┌─ DATASET CONTENT

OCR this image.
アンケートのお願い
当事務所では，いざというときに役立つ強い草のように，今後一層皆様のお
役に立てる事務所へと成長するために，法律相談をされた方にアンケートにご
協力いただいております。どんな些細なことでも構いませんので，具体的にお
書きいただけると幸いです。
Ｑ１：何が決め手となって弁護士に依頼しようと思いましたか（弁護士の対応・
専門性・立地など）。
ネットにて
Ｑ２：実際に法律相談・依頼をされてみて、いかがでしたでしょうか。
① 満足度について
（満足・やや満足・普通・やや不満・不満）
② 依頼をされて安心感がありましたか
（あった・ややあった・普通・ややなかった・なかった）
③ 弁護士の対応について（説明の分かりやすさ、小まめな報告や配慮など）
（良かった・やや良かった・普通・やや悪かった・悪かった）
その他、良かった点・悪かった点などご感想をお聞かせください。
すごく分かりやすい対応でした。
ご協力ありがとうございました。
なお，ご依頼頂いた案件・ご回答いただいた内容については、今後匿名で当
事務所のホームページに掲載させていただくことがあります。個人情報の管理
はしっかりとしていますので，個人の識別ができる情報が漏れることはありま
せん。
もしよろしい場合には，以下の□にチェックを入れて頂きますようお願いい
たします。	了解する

└─
┌─ DATASET CONTENT

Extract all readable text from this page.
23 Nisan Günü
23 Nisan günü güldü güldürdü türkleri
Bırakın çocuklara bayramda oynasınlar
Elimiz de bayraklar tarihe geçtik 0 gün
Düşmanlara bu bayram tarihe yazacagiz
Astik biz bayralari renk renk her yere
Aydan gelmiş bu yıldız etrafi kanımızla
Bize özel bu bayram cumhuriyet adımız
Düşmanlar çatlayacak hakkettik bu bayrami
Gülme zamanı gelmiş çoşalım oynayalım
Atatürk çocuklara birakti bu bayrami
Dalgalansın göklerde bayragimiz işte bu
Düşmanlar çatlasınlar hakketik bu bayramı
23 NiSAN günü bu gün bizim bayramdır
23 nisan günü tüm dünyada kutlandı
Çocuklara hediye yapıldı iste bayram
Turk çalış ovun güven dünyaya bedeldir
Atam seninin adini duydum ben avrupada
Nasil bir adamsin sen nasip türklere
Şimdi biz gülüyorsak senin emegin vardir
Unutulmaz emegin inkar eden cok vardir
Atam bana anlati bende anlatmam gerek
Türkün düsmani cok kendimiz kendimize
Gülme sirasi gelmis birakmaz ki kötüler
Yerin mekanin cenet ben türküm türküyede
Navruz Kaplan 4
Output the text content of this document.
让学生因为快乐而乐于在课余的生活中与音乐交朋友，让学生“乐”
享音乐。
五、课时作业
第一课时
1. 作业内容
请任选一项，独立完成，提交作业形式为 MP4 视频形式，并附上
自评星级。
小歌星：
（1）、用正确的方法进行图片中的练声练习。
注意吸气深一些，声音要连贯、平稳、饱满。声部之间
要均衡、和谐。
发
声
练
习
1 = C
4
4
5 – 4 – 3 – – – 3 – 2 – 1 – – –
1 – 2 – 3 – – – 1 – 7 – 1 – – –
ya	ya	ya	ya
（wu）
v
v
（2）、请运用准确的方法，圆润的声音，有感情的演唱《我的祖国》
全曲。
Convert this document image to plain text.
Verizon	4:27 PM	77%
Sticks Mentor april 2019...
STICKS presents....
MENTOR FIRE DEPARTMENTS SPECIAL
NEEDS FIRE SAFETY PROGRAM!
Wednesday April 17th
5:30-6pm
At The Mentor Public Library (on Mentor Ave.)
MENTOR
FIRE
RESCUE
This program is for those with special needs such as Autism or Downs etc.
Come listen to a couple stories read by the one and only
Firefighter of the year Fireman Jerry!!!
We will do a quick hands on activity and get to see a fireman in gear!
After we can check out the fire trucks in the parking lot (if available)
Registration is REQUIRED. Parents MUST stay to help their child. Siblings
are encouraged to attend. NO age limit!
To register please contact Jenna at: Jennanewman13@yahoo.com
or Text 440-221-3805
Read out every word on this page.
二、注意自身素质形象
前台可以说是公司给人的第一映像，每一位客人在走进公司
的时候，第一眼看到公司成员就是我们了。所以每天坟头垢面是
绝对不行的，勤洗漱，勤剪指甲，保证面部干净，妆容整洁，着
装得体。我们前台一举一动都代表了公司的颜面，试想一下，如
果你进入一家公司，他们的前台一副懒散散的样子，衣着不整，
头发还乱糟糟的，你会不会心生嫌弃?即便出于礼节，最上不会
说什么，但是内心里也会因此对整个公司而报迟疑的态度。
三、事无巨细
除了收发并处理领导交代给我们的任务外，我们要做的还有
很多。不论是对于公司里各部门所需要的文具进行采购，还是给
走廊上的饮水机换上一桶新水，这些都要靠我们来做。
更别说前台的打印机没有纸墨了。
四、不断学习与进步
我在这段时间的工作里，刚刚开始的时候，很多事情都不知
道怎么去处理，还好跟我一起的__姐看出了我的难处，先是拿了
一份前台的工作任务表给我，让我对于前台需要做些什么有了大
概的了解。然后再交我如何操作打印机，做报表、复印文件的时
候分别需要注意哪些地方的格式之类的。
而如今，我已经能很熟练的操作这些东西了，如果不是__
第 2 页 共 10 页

└─

Tally the lines of the records holding the word "image", then state only the tally.

2